───── Records provided

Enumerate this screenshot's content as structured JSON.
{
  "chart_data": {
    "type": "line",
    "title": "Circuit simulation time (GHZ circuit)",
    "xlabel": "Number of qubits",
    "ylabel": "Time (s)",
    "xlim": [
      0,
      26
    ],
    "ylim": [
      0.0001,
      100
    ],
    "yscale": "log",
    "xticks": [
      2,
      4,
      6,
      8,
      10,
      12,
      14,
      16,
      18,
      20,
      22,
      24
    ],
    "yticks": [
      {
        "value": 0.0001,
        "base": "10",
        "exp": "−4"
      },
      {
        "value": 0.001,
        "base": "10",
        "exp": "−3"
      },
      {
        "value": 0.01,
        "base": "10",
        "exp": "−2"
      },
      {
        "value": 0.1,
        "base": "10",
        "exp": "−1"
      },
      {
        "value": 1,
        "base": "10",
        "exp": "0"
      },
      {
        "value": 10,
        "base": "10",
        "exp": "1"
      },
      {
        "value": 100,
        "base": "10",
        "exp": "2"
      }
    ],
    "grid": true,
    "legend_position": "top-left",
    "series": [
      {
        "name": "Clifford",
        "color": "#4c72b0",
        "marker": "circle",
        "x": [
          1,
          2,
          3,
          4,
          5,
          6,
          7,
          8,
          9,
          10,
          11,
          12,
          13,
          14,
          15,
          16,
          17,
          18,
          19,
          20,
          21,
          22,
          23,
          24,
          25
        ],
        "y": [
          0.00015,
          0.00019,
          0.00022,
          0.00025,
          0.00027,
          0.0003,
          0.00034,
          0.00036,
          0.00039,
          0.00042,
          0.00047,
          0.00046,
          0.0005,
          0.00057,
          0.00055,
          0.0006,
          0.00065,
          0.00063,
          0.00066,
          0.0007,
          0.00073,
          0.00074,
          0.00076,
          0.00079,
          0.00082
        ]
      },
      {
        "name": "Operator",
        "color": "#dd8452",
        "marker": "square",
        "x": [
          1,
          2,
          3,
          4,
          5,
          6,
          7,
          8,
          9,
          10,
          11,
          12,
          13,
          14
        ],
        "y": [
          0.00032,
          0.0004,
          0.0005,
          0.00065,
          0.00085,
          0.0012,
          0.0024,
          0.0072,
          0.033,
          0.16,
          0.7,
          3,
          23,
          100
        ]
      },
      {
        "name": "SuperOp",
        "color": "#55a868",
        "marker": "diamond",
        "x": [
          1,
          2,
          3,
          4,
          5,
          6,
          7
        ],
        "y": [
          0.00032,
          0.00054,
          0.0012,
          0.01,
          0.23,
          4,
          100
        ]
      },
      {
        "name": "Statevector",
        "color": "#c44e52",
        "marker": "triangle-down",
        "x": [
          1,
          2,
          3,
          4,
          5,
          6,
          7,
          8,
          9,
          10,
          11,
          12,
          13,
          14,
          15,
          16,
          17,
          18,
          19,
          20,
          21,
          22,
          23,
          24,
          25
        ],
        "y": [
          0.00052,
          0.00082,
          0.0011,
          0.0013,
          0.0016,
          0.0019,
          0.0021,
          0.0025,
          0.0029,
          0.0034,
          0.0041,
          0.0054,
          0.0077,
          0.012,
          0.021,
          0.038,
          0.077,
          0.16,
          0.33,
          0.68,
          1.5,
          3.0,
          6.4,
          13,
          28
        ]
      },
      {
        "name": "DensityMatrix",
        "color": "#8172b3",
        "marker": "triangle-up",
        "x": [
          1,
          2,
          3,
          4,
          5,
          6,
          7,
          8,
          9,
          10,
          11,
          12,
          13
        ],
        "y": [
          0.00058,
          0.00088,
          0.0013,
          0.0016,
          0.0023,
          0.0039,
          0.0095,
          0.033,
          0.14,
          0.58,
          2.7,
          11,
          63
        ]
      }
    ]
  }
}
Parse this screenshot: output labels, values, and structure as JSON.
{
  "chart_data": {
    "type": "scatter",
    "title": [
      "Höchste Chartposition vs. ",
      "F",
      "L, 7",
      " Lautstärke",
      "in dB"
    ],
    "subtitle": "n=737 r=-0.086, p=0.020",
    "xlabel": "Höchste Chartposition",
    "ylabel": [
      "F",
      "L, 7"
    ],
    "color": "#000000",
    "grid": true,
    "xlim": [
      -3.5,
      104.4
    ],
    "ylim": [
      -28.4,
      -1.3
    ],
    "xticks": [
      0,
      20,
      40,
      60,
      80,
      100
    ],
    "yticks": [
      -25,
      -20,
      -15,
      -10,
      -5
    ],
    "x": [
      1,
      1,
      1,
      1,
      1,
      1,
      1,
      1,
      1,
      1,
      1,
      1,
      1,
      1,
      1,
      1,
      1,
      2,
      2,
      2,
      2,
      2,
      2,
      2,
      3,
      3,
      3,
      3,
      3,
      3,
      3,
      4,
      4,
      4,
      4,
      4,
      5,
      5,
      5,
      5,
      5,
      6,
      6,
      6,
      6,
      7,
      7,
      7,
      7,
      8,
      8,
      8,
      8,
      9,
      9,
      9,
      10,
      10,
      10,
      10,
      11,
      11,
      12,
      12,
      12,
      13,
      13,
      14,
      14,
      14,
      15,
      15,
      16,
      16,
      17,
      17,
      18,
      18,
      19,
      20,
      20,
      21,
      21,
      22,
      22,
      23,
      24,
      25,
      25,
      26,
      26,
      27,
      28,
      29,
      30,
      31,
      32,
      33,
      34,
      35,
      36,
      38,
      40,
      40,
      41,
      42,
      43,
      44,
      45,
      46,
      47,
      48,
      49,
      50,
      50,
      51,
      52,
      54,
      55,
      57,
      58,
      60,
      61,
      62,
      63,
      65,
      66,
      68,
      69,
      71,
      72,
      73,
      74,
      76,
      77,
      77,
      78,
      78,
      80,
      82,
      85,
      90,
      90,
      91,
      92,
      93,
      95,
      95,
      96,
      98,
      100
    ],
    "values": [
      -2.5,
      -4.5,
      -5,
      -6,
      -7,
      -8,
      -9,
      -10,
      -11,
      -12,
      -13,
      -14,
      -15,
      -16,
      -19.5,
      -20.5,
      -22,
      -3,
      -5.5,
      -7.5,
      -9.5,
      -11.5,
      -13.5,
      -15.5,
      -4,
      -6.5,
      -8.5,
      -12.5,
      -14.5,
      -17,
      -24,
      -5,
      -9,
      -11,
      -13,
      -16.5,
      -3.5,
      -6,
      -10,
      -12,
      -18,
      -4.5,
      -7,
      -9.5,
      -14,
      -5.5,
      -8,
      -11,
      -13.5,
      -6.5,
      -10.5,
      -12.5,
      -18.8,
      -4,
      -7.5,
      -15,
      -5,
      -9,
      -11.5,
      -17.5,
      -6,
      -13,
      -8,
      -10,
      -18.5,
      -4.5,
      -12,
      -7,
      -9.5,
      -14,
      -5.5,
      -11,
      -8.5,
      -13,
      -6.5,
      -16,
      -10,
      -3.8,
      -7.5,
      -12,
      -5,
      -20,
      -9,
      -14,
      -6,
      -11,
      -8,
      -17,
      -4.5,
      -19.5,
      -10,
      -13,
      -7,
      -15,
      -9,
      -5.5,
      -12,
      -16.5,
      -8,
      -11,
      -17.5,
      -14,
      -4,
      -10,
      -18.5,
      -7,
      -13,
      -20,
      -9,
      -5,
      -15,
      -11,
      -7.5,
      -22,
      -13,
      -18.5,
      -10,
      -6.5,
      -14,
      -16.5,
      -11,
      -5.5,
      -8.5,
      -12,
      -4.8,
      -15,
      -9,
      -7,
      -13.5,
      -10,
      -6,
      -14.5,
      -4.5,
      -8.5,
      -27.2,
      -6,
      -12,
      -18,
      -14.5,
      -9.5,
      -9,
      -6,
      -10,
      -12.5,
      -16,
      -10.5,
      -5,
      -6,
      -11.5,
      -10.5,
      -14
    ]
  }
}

──────────

Short problem ▸
From the listing above, collect every line that mentions the word "this".

Result ▸
Enumerate this screenshot's content as structured JSON.
Parse this screenshot: output labels, values, and structure as JSON.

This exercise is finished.